EXERCISE DETAILS >>
Report how many lines contain "piano". The answer is a single number.

==========

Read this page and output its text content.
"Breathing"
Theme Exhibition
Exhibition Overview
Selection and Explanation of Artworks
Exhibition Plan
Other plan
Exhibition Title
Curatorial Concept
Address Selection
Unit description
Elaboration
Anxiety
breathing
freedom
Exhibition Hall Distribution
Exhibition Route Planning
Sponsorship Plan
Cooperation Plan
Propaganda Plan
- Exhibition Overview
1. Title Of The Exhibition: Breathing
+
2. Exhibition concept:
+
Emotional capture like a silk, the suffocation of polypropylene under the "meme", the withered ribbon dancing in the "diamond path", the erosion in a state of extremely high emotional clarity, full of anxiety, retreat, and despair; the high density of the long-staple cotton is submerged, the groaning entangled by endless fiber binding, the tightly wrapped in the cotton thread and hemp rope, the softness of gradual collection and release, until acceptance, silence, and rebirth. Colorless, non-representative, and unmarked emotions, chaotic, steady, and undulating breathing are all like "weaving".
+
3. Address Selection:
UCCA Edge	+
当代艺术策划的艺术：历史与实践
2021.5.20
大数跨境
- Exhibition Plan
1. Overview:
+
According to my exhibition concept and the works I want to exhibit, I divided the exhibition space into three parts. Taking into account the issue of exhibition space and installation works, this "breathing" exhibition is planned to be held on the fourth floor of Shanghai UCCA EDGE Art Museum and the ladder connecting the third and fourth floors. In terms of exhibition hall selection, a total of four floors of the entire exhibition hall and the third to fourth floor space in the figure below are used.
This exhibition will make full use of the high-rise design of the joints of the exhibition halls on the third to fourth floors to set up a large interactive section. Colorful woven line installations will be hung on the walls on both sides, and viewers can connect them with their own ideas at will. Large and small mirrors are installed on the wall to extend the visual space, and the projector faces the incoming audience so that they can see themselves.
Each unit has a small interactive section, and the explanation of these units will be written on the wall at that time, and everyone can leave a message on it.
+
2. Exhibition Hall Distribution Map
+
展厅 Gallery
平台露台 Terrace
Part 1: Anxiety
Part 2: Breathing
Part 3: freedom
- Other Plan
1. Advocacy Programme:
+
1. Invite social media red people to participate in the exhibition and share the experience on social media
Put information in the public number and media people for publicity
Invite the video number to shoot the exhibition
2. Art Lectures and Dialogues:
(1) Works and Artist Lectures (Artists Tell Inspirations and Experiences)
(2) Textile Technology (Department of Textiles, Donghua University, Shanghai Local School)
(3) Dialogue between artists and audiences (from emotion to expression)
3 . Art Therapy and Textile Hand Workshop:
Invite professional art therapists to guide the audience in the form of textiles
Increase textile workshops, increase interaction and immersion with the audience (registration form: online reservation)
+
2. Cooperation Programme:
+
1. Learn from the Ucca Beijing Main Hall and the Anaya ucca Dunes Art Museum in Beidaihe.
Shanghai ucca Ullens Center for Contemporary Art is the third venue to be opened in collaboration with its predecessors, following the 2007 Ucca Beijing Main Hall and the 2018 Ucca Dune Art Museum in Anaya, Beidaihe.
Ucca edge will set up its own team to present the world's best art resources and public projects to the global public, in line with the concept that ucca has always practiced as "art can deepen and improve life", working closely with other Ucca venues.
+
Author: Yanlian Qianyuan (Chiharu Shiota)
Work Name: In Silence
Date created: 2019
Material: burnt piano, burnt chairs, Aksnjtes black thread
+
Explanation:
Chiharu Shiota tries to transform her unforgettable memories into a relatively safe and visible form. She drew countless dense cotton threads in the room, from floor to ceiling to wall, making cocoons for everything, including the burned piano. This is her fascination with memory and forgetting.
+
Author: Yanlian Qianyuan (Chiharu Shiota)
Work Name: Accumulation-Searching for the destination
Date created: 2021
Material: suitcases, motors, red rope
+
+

==========

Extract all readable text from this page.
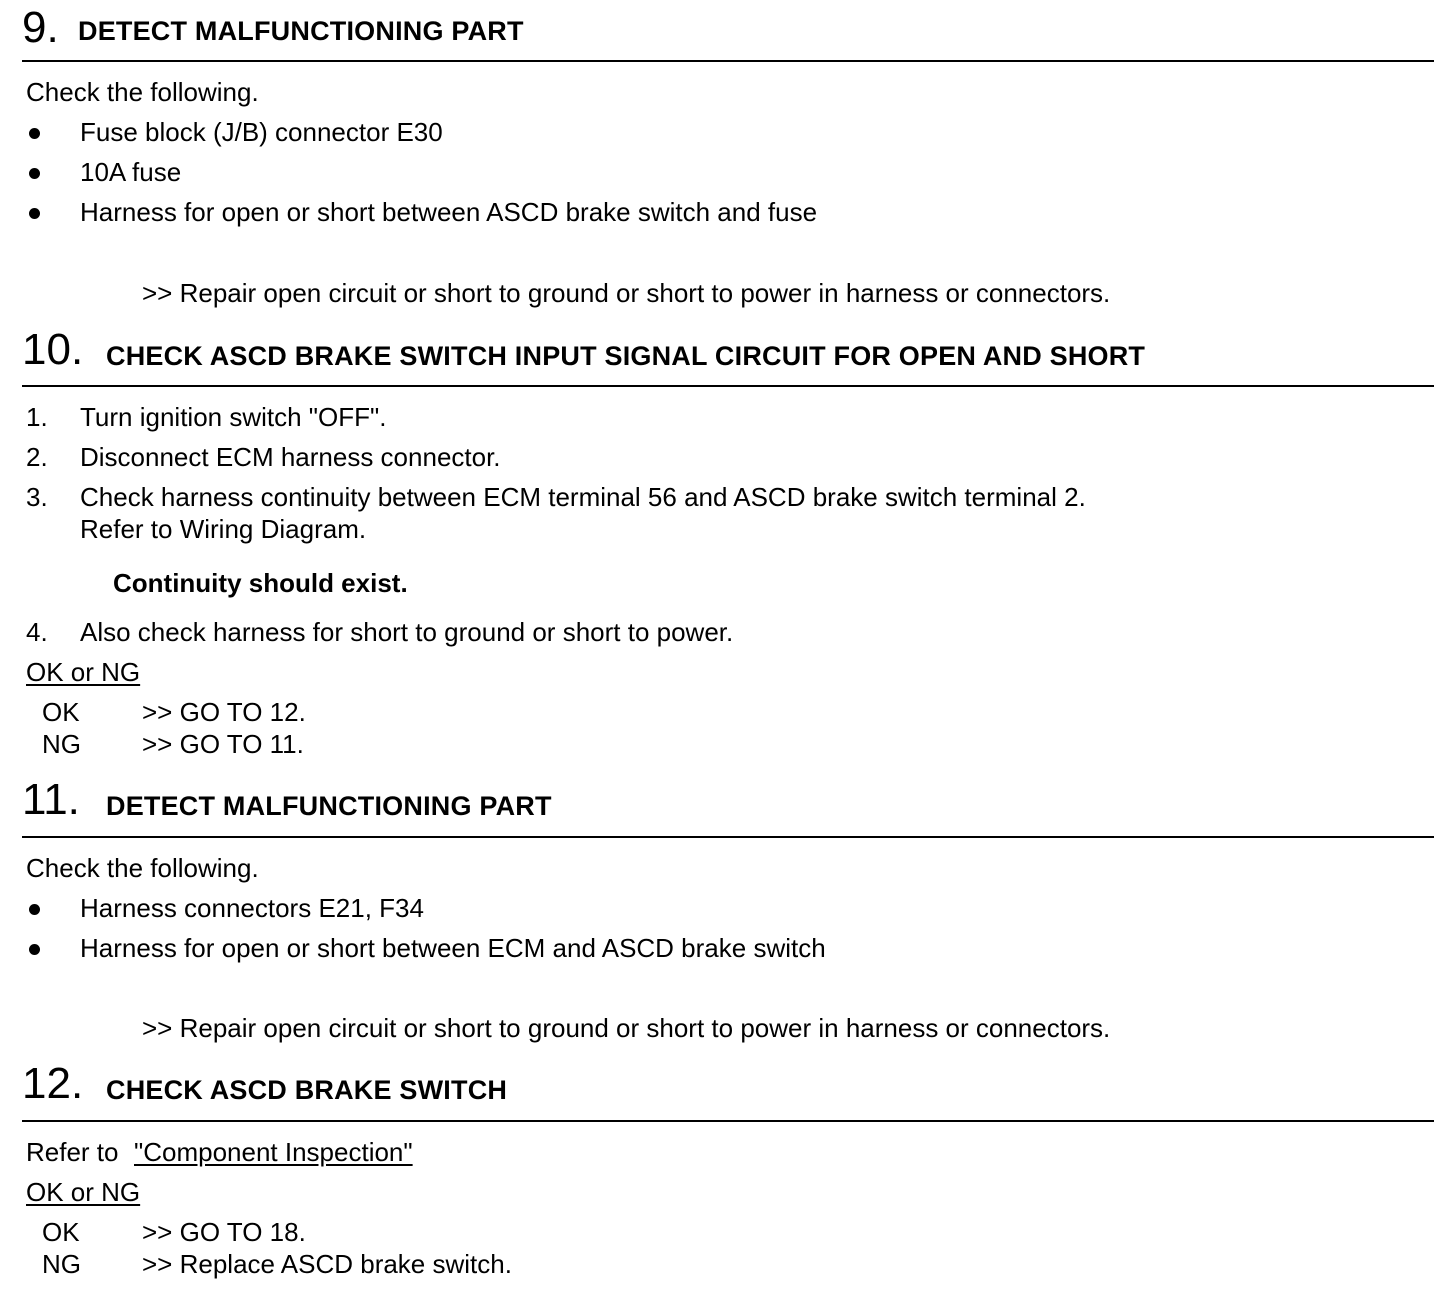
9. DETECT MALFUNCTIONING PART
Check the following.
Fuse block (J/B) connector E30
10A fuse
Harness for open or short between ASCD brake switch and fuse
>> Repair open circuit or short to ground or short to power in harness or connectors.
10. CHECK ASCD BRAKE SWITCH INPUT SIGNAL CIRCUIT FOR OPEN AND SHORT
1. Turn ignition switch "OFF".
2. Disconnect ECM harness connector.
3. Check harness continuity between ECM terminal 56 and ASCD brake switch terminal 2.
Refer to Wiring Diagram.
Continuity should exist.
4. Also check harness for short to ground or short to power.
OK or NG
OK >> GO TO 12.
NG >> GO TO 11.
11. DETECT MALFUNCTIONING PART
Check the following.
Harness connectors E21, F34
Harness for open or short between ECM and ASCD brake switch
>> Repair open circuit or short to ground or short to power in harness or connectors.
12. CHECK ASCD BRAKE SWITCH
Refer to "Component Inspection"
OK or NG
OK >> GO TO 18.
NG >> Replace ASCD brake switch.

==========

FULL RESPONSE >>
2